- **What the task asks**
Set down the material below in full, matching it exactly.

- **Record excerpts**
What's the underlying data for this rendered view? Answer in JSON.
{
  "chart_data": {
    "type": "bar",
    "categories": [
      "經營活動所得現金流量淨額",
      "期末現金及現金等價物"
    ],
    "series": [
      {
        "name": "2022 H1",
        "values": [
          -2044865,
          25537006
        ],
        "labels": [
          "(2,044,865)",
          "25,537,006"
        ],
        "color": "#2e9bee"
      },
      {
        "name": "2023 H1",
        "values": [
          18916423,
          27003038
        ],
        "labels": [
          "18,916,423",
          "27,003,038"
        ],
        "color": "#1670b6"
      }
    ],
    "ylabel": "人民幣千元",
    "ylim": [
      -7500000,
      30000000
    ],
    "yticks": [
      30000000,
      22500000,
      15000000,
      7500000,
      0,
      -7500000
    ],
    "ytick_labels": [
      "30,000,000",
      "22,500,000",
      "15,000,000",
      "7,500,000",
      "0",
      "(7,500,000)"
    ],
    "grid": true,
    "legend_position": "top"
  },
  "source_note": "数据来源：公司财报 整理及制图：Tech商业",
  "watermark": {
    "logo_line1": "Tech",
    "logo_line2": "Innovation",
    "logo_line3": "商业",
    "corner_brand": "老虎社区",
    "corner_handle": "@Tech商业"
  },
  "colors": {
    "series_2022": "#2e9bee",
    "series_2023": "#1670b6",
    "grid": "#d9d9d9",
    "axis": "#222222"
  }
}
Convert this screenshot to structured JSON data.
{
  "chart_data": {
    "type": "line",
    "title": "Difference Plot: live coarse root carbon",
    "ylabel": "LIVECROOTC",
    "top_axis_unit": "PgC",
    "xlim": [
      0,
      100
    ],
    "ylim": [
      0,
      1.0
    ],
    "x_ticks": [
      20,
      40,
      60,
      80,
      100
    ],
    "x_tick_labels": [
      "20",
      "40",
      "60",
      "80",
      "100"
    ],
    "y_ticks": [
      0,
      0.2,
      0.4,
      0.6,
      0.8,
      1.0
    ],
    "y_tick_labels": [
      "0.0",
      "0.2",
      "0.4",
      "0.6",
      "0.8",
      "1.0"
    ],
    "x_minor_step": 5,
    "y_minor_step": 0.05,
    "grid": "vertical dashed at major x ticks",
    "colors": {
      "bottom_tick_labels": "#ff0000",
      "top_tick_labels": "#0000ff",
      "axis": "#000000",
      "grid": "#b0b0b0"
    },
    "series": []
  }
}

- **Solution to the problem**
What's the underlying data for this rendered view? Answer in JSON.
{
  "chart_data": {
    "type": "bar",
    "categories": [
      "經營活動所得現金流量淨額",
      "期末現金及現金等價物"
    ],
    "series": [
      {
        "name": "2022 H1",
        "values": [
          -2044865,
          25537006
        ],
        "labels": [
          "(2,044,865)",
          "25,537,006"
        ],
        "color": "#2e9bee"
      },
      {
        "name": "2023 H1",
        "values": [
          18916423,
          27003038
        ],
        "labels": [
          "18,916,423",
          "27,003,038"
        ],
        "color": "#1670b6"
      }
    ],
    "ylabel": "人民幣千元",
    "ylim": [
      -7500000,
      30000000
    ],
    "yticks": [
      30000000,
      22500000,
      15000000,
      7500000,
      0,
      -7500000
    ],
    "ytick_labels": [
      "30,000,000",
      "22,500,000",
      "15,000,000",
      "7,500,000",
      "0",
      "(7,500,000)"
    ],
    "grid": true,
    "legend_position": "top"
  },
  "source_note": "数据来源：公司财报 整理及制图：Tech商业",
  "watermark": {
    "logo_line1": "Tech",
    "logo_line2": "Innovation",
    "logo_line3": "商业",
    "corner_brand": "老虎社区",
    "corner_handle": "@Tech商业"
  },
  "colors": {
    "series_2022": "#2e9bee",
    "series_2023": "#1670b6",
    "grid": "#d9d9d9",
    "axis": "#222222"
  }
}
Convert this screenshot to structured JSON data.
{
  "chart_data": {
    "type": "line",
    "title": "Difference Plot: live coarse root carbon",
    "ylabel": "LIVECROOTC",
    "top_axis_unit": "PgC",
    "xlim": [
      0,
      100
    ],
    "ylim": [
      0,
      1.0
    ],
    "x_ticks": [
      20,
      40,
      60,
      80,
      100
    ],
    "x_tick_labels": [
      "20",
      "40",
      "60",
      "80",
      "100"
    ],
    "y_ticks": [
      0,
      0.2,
      0.4,
      0.6,
      0.8,
      1.0
    ],
    "y_tick_labels": [
      "0.0",
      "0.2",
      "0.4",
      "0.6",
      "0.8",
      "1.0"
    ],
    "x_minor_step": 5,
    "y_minor_step": 0.05,
    "grid": "vertical dashed at major x ticks",
    "colors": {
      "bottom_tick_labels": "#ff0000",
      "top_tick_labels": "#0000ff",
      "axis": "#000000",
      "grid": "#b0b0b0"
    },
    "series": []
  }
}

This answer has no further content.